Dataset items:
'''

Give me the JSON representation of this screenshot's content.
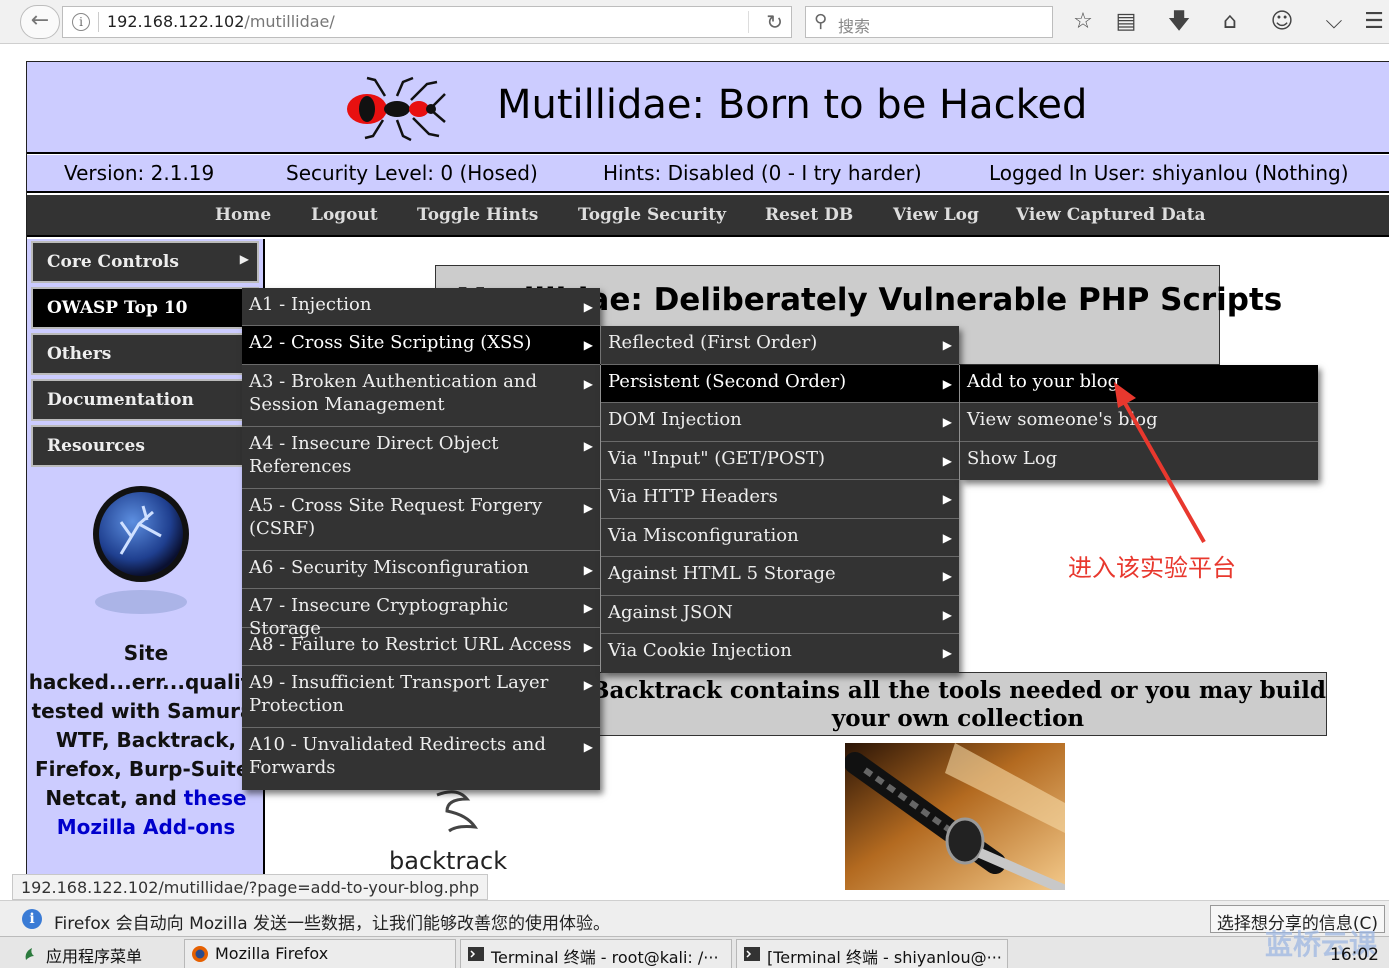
{
  "browser": {
    "url_host": "192.168.122.102",
    "url_path": "/mutillidae/",
    "search_placeholder": "搜索",
    "status_url": "192.168.122.102/mutillidae/?page=add-to-your-blog.php",
    "notification": "Firefox 会自动向 Mozilla 发送一些数据，让我们能够改善您的使用体验。",
    "share_button": "选择想分享的信息(C)",
    "icons": [
      "back-icon",
      "info-icon",
      "reload-icon",
      "search-icon",
      "bookmark-star-icon",
      "reading-list-icon",
      "download-icon",
      "home-icon",
      "chat-icon",
      "pocket-icon",
      "menu-icon"
    ]
  },
  "site": {
    "title": "Mutillidae: Born to be Hacked",
    "version": "Version: 2.1.19",
    "security": "Security Level: 0 (Hosed)",
    "hints": "Hints: Disabled (0 - I try harder)",
    "user": "Logged In User: shiyanlou (Nothing)",
    "nav": [
      "Home",
      "Logout",
      "Toggle Hints",
      "Toggle Security",
      "Reset DB",
      "View Log",
      "View Captured Data"
    ]
  },
  "left_menu": [
    "Core Controls",
    "OWASP Top 10",
    "Others",
    "Documentation",
    "Resources"
  ],
  "sidebar_text": {
    "line1": "Site",
    "line2": "hacked...err...quality",
    "line3": "tested with Samurai",
    "line4": "WTF, Backtrack,",
    "line5": "Firefox, Burp-Suite,",
    "line6": "Netcat, and",
    "link1": "these",
    "link2": "Mozilla Add-ons"
  },
  "content": {
    "title": "Mutillidae: Deliberately Vulnerable PHP Scripts",
    "backtrack_line1": "Backtrack contains all the tools needed or you may build",
    "backtrack_line2": "your own collection",
    "backtrack_label": "backtrack"
  },
  "owasp_menu": [
    "A1 - Injection",
    "A2 - Cross Site Scripting (XSS)",
    "A3 - Broken Authentication and Session Management",
    "A4 - Insecure Direct Object References",
    "A5 - Cross Site Request Forgery (CSRF)",
    "A6 - Security Misconfiguration",
    "A7 - Insecure Cryptographic Storage",
    "A8 - Failure to Restrict URL Access",
    "A9 - Insufficient Transport Layer Protection",
    "A10 - Unvalidated Redirects and Forwards"
  ],
  "xss_menu": [
    "Reflected (First Order)",
    "Persistent (Second Order)",
    "DOM Injection",
    "Via \"Input\" (GET/POST)",
    "Via HTTP Headers",
    "Via Misconfiguration",
    "Against HTML 5 Storage",
    "Against JSON",
    "Via Cookie Injection"
  ],
  "persistent_menu": [
    "Add to your blog",
    "View someone's blog",
    "Show Log"
  ],
  "annotation": "进入该实验平台",
  "taskbar": {
    "apps_menu": "应用程序菜单",
    "task1": "Mozilla Firefox",
    "task2": "Terminal 终端 - root@kali: /···",
    "task3": "[Terminal 终端 - shiyanlou@···",
    "clock": "16:02",
    "watermark": "蓝桥云课"
  }
}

'''

> **WHAT NEEDS TO BE DONE**: Pull out the lines above in which the word "content" appears.

> **TASK SOLUTION**:
Give me the JSON representation of this screenshot's content.
  "content": {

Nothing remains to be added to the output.